[start of DATA TO PROCESS]

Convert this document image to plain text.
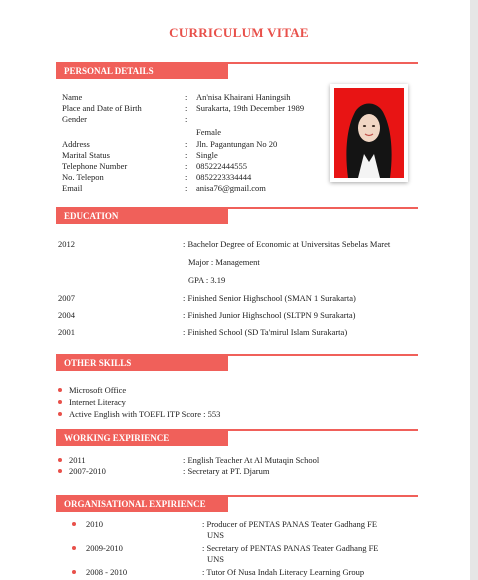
CURRICULUM VITAE
PERSONAL DETAILS
Name	: An'nisa Khairani Haningsih
Place and Date of Birth	: Surakarta, 19th December 1989
Gender	:
Female
Address	: Jln. Pagantungan No 20
Marital Status	: Single
Telephone Number	: 085222444555
No. Telepon	: 0852223334444
Email	: anisa76@gmail.com
EDUCATION
2012	: Bachelor Degree of Economic at Universitas Sebelas Maret
Major : Management
GPA : 3.19
2007	: Finished Senior Highschool (SMAN 1 Surakarta)
2004	: Finished Junior Highschool (SLTPN 9 Surakarta)
2001	: Finished School (SD Ta'mirul Islam Surakarta)
OTHER SKILLS
Microsoft Office
Internet Literacy
Active English with TOEFL ITP Score : 553
WORKING EXPIRIENCE
2011	: English Teacher At Al Mutaqin School
2007-2010	: Secretary at PT. Djarum
ORGANISATIONAL EXPIRIENCE
2010	: Producer of PENTAS PANAS Teater Gadhang FE
UNS
2009-2010	: Secretary of PENTAS PANAS Teater Gadhang FE
UNS
2008 - 2010	: Tutor Of Nusa Indah Literacy Learning Group
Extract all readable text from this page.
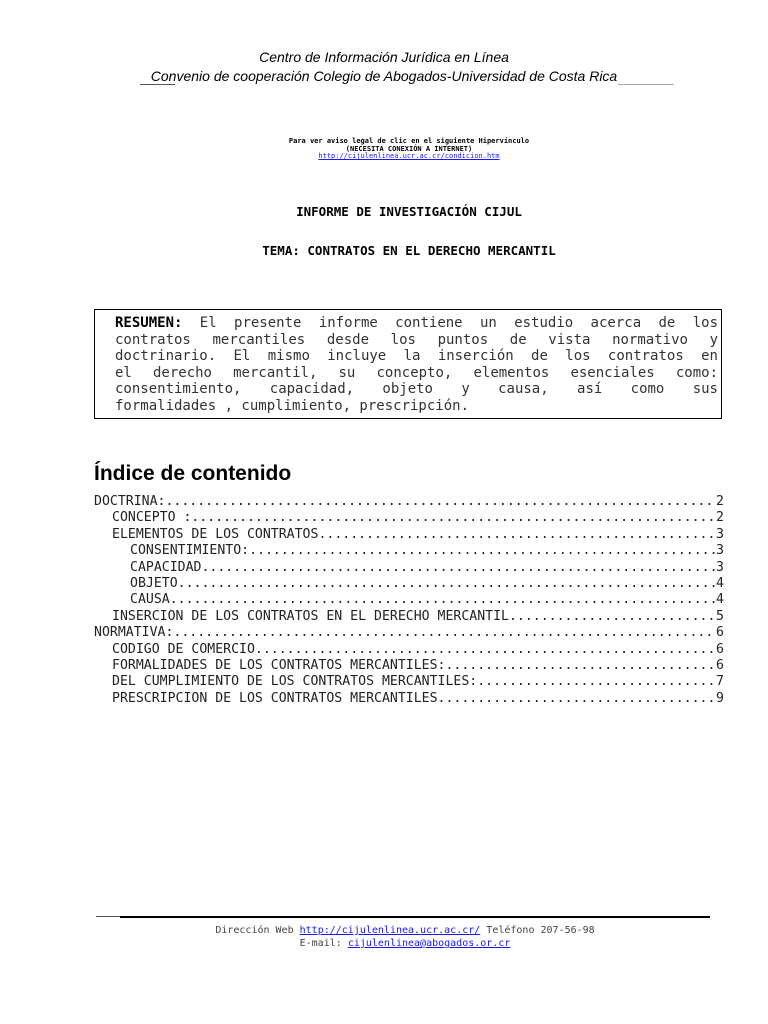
Centro de Información Jurídica en Línea
Convenio de cooperación Colegio de Abogados-Universidad de Costa Rica
Para ver aviso legal de clic en el siguiente Hipervínculo
(NECESITA CONEXIÓN A INTERNET)
http://cijulenlinea.ucr.ac.cr/condicion.htm
INFORME DE INVESTIGACIÓN CIJUL
TEMA: CONTRATOS EN EL DERECHO MERCANTIL
RESUMEN: El presente informe contiene un estudio acerca de los
contratos mercantiles desde los puntos de vista normativo y
doctrinario. El mismo incluye la inserción de los contratos en
el derecho mercantil, su concepto, elementos esenciales como:
consentimiento, capacidad, objeto y causa, así como sus
formalidades , cumplimiento, prescripción.
Índice de contenido
DOCTRINA: .....	2
CONCEPTO : .....	2
ELEMENTOS DE LOS CONTRATOS .....	3
CONSENTIMIENTO: .....	3
CAPACIDAD .....	3
OBJETO .....	4
CAUSA .....	4
INSERCIÓN DE LOS CONTRATOS EN EL DERECHO MERCANTIL .....	5
NORMATIVA: .....	6
CÓDIGO DE COMERCIO .....	6
FORMALIDADES DE LOS CONTRATOS MERCANTILES: .....	6
DEL CUMPLIMIENTO DE LOS CONTRATOS MERCANTILES: .....	7
PRESCRIPCIÓN DE LOS CONTRATOS MERCANTILES .....	9
Dirección Web http://cijulenlinea.ucr.ac.cr/ Teléfono 207-56-98
E-mail: cijulenlinea@abogados.or.cr
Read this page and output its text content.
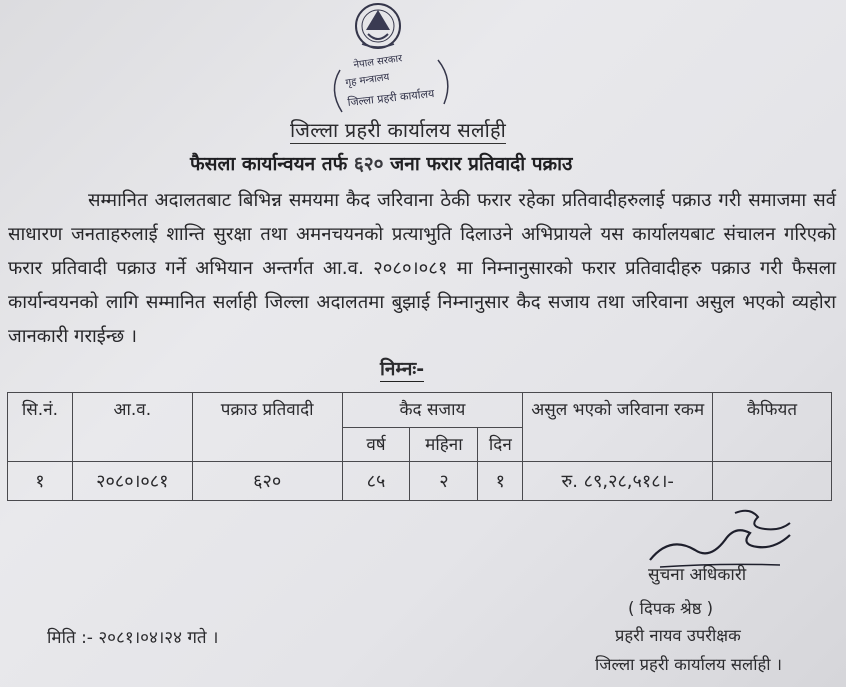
नेपाल सरकार
गृह मन्त्रालय
जिल्ला प्रहरी कार्यालय
जिल्ला प्रहरी कार्यालय सर्लाही
फैसला कार्यान्वयन तर्फ ६२० जना फरार प्रतिवादी पक्राउ
सम्मानित अदालतबाट बिभिन्न समयमा कैद जरिवाना ठेकी फरार रहेका प्रतिवादीहरुलाई पक्राउ गरी समाजमा सर्व साधारण जनताहरुलाई शान्ति सुरक्षा तथा अमनचयनको प्रत्याभुति दिलाउने अभिप्रायले यस कार्यालयबाट संचालन गरिएको फरार प्रतिवादी पक्राउ गर्ने अभियान अन्तर्गत आ.व. २०८०।०८१ मा निम्नानुसारको फरार प्रतिवादीहरु पक्राउ गरी फैसला कार्यान्वयनको लागि सम्मानित सर्लाही जिल्ला अदालतमा बुझाई निम्नानुसार कैद सजाय तथा जरिवाना असुल भएको व्यहोरा जानकारी गराईन्छ ।
निम्नः-
सि.नं.	आ.व.	पक्राउ प्रतिवादी	कैद सजाय			असुल भएको जरिवाना रकम	कैफियत
			वर्ष	महिना	दिन		
१	२०८०।०८१	६२०	८५	२	१	रु. ८९,२८,५१८।-	
सुचना अधिकारी
( दिपक श्रेष्ठ )
प्रहरी नायव उपरीक्षक
जिल्ला प्रहरी कार्यालय सर्लाही ।
मिति :- २०८१।०४।२४ गते ।
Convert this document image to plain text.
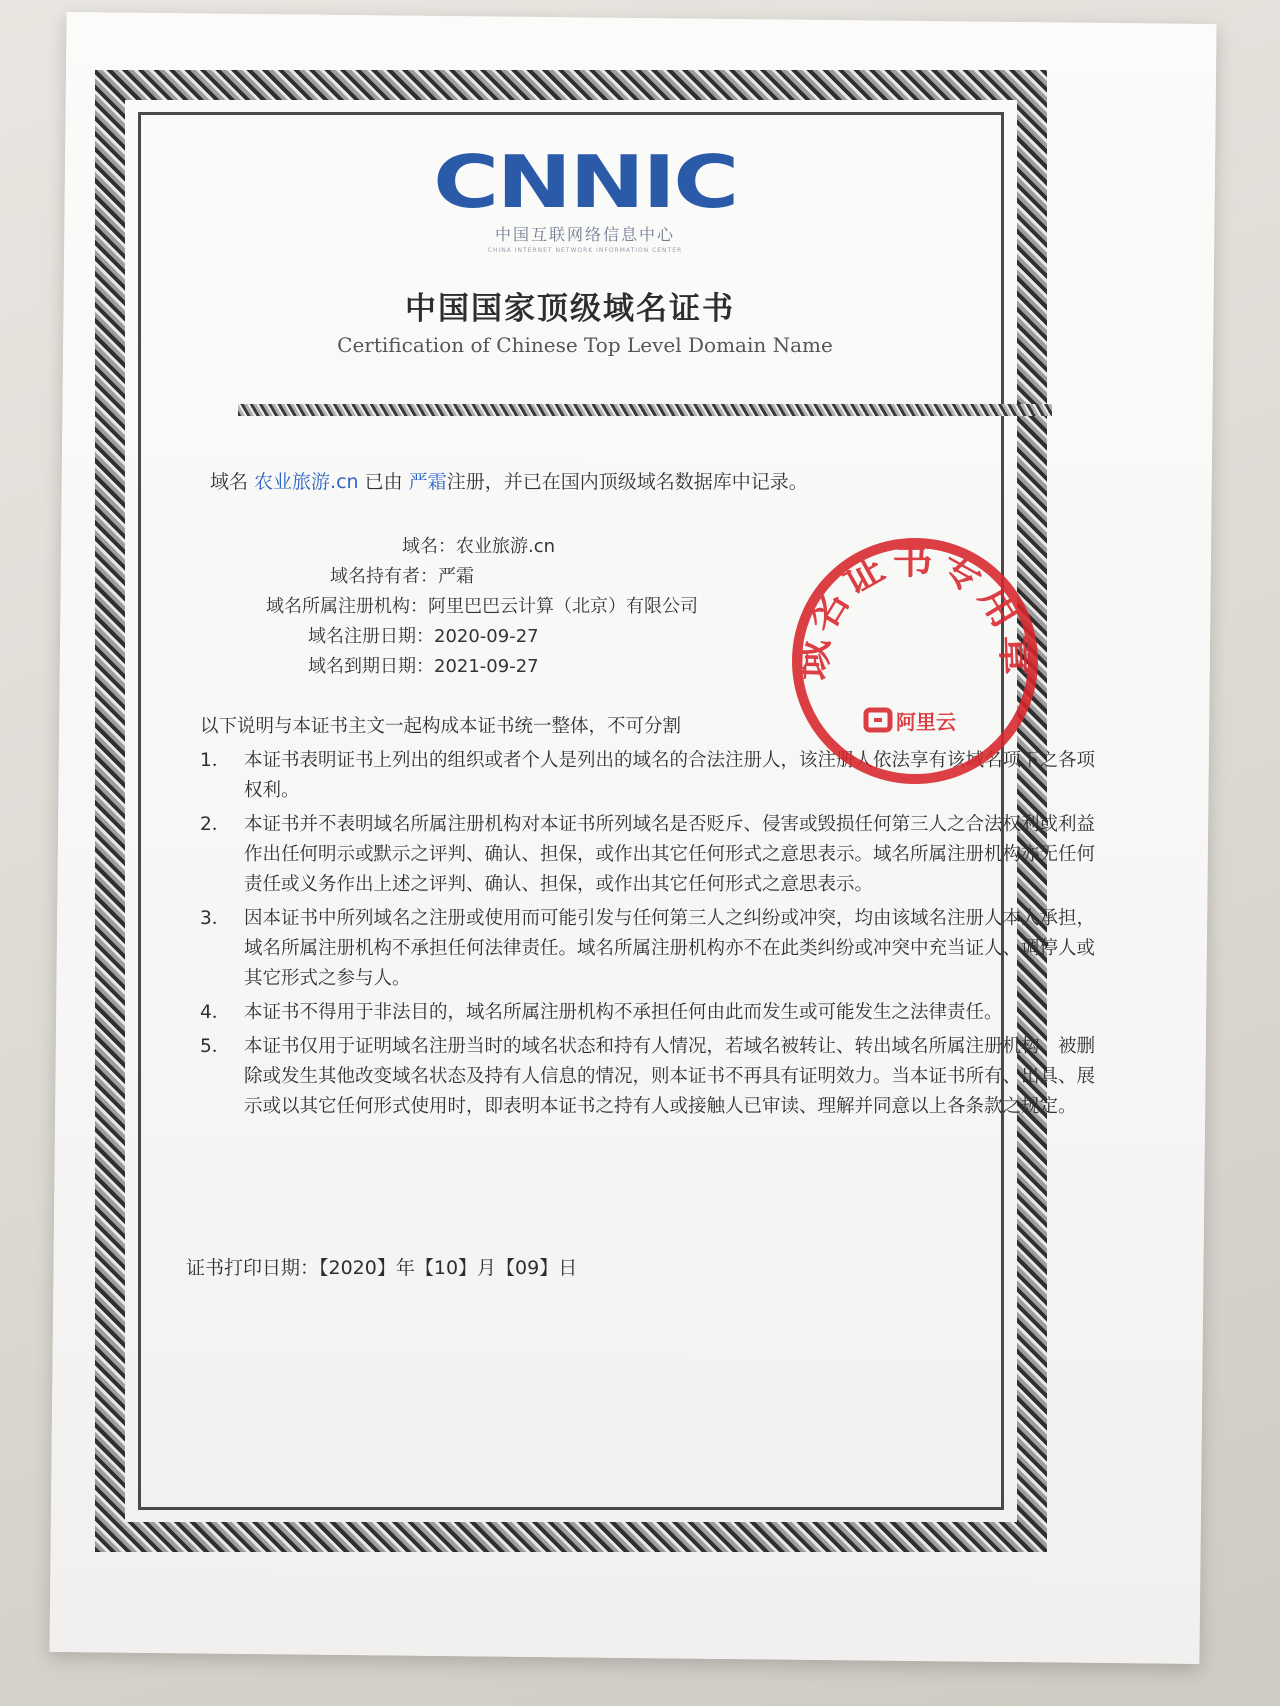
CNNIC
中国互联网络信息中心
CHINA INTERNET NETWORK INFORMATION CENTER
中国国家顶级域名证书
Certification of Chinese Top Level Domain Name
域名 农业旅游.cn 已由 严霜注册，并已在国内顶级域名数据库中记录。
域名：农业旅游.cn
域名持有者：严霜
域名所属注册机构：阿里巴巴云计算（北京）有限公司
域名注册日期：2020-09-27
域名到期日期：2021-09-27
以下说明与本证书主文一起构成本证书统一整体，不可分割
1． 本证书表明证书上列出的组织或者个人是列出的域名的合法注册人，该注册人依法享有该域名项下之各项权利。
2． 本证书并不表明域名所属注册机构对本证书所列域名是否贬斥、侵害或毁损任何第三人之合法权利或利益作出任何明示或默示之评判、确认、担保，或作出其它任何形式之意思表示。域名所属注册机构亦无任何责任或义务作出上述之评判、确认、担保，或作出其它任何形式之意思表示。
3． 因本证书中所列域名之注册或使用而可能引发与任何第三人之纠纷或冲突，均由该域名注册人本人承担，域名所属注册机构不承担任何法律责任。域名所属注册机构亦不在此类纠纷或冲突中充当证人、调停人或其它形式之参与人。
4． 本证书不得用于非法目的，域名所属注册机构不承担任何由此而发生或可能发生之法律责任。
5． 本证书仅用于证明域名注册当时的域名状态和持有人情况，若域名被转让、转出域名所属注册机构、被删除或发生其他改变域名状态及持有人信息的情况，则本证书不再具有证明效力。当本证书所有、出具、展示或以其它任何形式使用时，即表明本证书之持有人或接触人已审读、理解并同意以上各条款之规定。
证书打印日期：【2020】年【10】月【09】日
域名证书专用章
阿里云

[end of DATA TO PROCESS]

> **WHAT IS BEING ASKED**:
Make a copy of each line that contains the string "Highschool".

> **FINAL ANSWER**:
2007	: Finished Senior Highschool (SMAN 1 Surakarta)
2004	: Finished Junior Highschool (SLTPN 9 Surakarta)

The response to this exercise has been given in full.